start Provided data

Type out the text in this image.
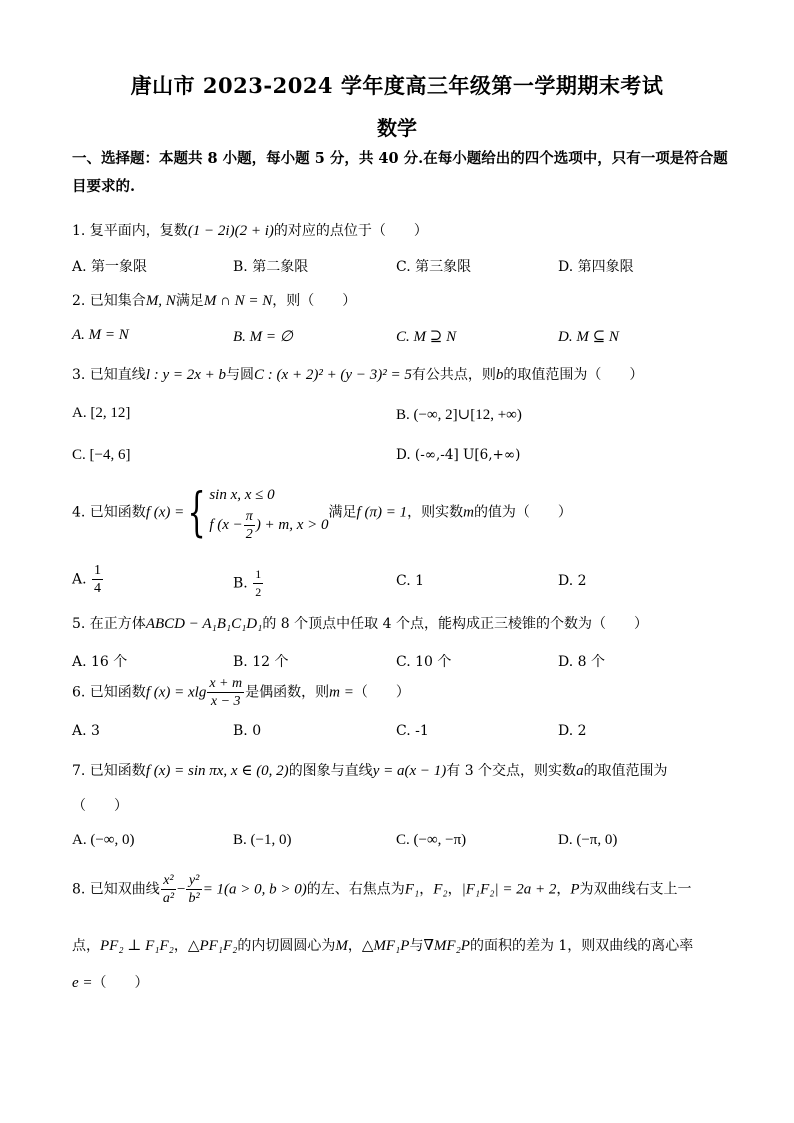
唐山市 2023-2024 学年度高三年级第一学期期末考试
数学
一、选择题：本题共 8 小题，每小题 5 分，共 40 分.在每小题给出的四个选项中，只有一项是符合题目要求的.
1. 复平面内，复数(1 − 2i)(2 + i)的对应的点位于（　　）
A. 第一象限	B. 第二象限	C. 第三象限	D. 第四象限
2. 已知集合M, N满足M ∩ N = N，则（　　）
A. M = N	B. M = ∅	C. M ⊇ N	D. M ⊆ N
3. 已知直线l : y = 2x + b与圆C : (x + 2)² + (y − 3)² = 5有公共点，则b的取值范围为（　　）
A. [2, 12]	B. (−∞, 2]∪[12, +∞)
C. [−4, 6]	D. (-∞,-4] U[6,+∞)
4. 已知函数f (x) ={ sin x, x ≤ 0
f ($x - \frac{\pi}{2}$ ) + m, x > 0
满足f (π) = 1，则实数m的值为（　　）
A. $\frac{1}{4}$	B. $\frac{1}{2}$	C. 1	D. 2
5. 在正方体ABCD − A₁B₁C₁D₁的 8 个顶点中任取 4 个点，能构成正三棱锥的个数为（　　）
A. 16 个	B. 12 个	C. 10 个	D. 8 个
6. 已知函数f (x) = xlg $\frac{x + m}{x - 3}$ 是偶函数，则m =（　　）
A. 3	B. 0	C. -1	D. 2
7. 已知函数f (x) = sin πx, x ∈ (0, 2)的图象与直线y = a(x − 1)有 3 个交点，则实数a的取值范围为
（　　）
A. (−∞, 0)	B. (−1, 0)	C. (−∞, −π)	D. (−π, 0)
8. 已知双曲线 $\frac{\text{x²}}{\text{a²}} - \frac{\text{y²}}{\text{b²}} = 1(a > 0$, b > 0)的左、右焦点为F₁，F₂，|F₁F₂| = 2a + 2，P为双曲线右支上一
点，PF₂ ⊥ F₁F₂，△PF₁F₂的内切圆圆心为M，△MF₁P与∇MF₂P的面积的差为 1，则双曲线的离心率
e =（　　）
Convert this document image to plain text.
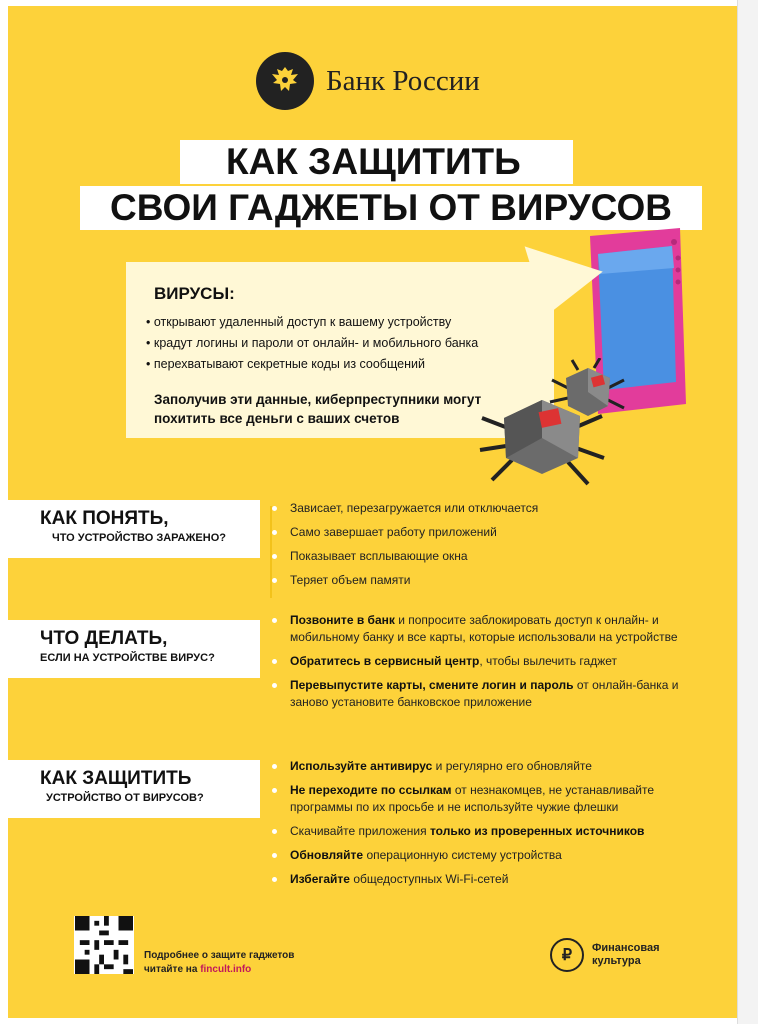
Банк России
КАК ЗАЩИТИТЬ
СВОИ ГАДЖЕТЫ ОТ ВИРУСОВ
ВИРУСЫ:
• открывают удаленный доступ к вашему устройству
• крадут логины и пароли от онлайн- и мобильного банка
• перехватывают секретные коды из сообщений
Заполучив эти данные, киберпреступники могут похитить все деньги с ваших счетов
КАК ПОНЯТЬ,
ЧТО УСТРОЙСТВО ЗАРАЖЕНО?
Зависает, перезагружается или отключается
Само завершает работу приложений
Показывает всплывающие окна
Теряет объем памяти
ЧТО ДЕЛАТЬ,
ЕСЛИ НА УСТРОЙСТВЕ ВИРУС?
Позвоните в банк и попросите заблокировать доступ к онлайн- и мобильному банку и все карты, которые использовали на устройстве
Обратитесь в сервисный центр, чтобы вылечить гаджет
Перевыпустите карты, смените логин и пароль от онлайн-банка и заново установите банковское приложение
КАК ЗАЩИТИТЬ
УСТРОЙСТВО ОТ ВИРУСОВ?
Используйте антивирус и регулярно его обновляйте
Не переходите по ссылкам от незнакомцев, не устанавливайте программы по их просьбе и не используйте чужие флешки
Скачивайте приложения только из проверенных источников
Обновляйте операционную систему устройства
Избегайте общедоступных Wi-Fi-сетей
Подробнее о защите гаджетов
читайте на fincult.info
₽	Финансовая
культура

end Provided data

* **The exercise**: In your copy, leave out the pictures and reproduce the material above exactly.

* **Complete output**:
Type out the text in this image.
唐山市 2023-2024 学年度高三年级第一学期期末考试
数学
一、选择题：本题共 8 小题，每小题 5 分，共 40 分.在每小题给出的四个选项中，只有一项是符合题目要求的.
1. 复平面内，复数(1 − 2i)(2 + i)的对应的点位于（　　）
A. 第一象限	B. 第二象限	C. 第三象限	D. 第四象限
2. 已知集合M, N满足M ∩ N = N，则（　　）
A. M = N	B. M = ∅	C. M ⊇ N	D. M ⊆ N
3. 已知直线l : y = 2x + b与圆C : (x + 2)² + (y − 3)² = 5有公共点，则b的取值范围为（　　）
A. [2, 12]	B. (−∞, 2]∪[12, +∞)
C. [−4, 6]	D. (-∞,-4] U[6,+∞)
4. 已知函数f (x) ={ sin x, x ≤ 0
f ($x - \frac{\pi}{2}$ ) + m, x > 0
满足f (π) = 1，则实数m的值为（　　）
A. $\frac{1}{4}$	B. $\frac{1}{2}$	C. 1	D. 2
5. 在正方体ABCD − A₁B₁C₁D₁的 8 个顶点中任取 4 个点，能构成正三棱锥的个数为（　　）
A. 16 个	B. 12 个	C. 10 个	D. 8 个
6. 已知函数f (x) = xlg $\frac{x + m}{x - 3}$ 是偶函数，则m =（　　）
A. 3	B. 0	C. -1	D. 2
7. 已知函数f (x) = sin πx, x ∈ (0, 2)的图象与直线y = a(x − 1)有 3 个交点，则实数a的取值范围为
（　　）
A. (−∞, 0)	B. (−1, 0)	C. (−∞, −π)	D. (−π, 0)
8. 已知双曲线 $\frac{\text{x²}}{\text{a²}} - \frac{\text{y²}}{\text{b²}} = 1(a > 0$, b > 0)的左、右焦点为F₁，F₂，|F₁F₂| = 2a + 2，P为双曲线右支上一
点，PF₂ ⊥ F₁F₂，△PF₁F₂的内切圆圆心为M，△MF₁P与∇MF₂P的面积的差为 1，则双曲线的离心率
e =（　　）
Convert this document image to plain text.
Банк России
КАК ЗАЩИТИТЬ
СВОИ ГАДЖЕТЫ ОТ ВИРУСОВ
ВИРУСЫ:
• открывают удаленный доступ к вашему устройству
• крадут логины и пароли от онлайн- и мобильного банка
• перехватывают секретные коды из сообщений
Заполучив эти данные, киберпреступники могут похитить все деньги с ваших счетов
КАК ПОНЯТЬ,
ЧТО УСТРОЙСТВО ЗАРАЖЕНО?
Зависает, перезагружается или отключается
Само завершает работу приложений
Показывает всплывающие окна
Теряет объем памяти
ЧТО ДЕЛАТЬ,
ЕСЛИ НА УСТРОЙСТВЕ ВИРУС?
Позвоните в банк и попросите заблокировать доступ к онлайн- и мобильному банку и все карты, которые использовали на устройстве
Обратитесь в сервисный центр, чтобы вылечить гаджет
Перевыпустите карты, смените логин и пароль от онлайн-банка и заново установите банковское приложение
КАК ЗАЩИТИТЬ
УСТРОЙСТВО ОТ ВИРУСОВ?
Используйте антивирус и регулярно его обновляйте
Не переходите по ссылкам от незнакомцев, не устанавливайте программы по их просьбе и не используйте чужие флешки
Скачивайте приложения только из проверенных источников
Обновляйте операционную систему устройства
Избегайте общедоступных Wi-Fi-сетей
Подробнее о защите гаджетов
читайте на fincult.info
₽	Финансовая
культура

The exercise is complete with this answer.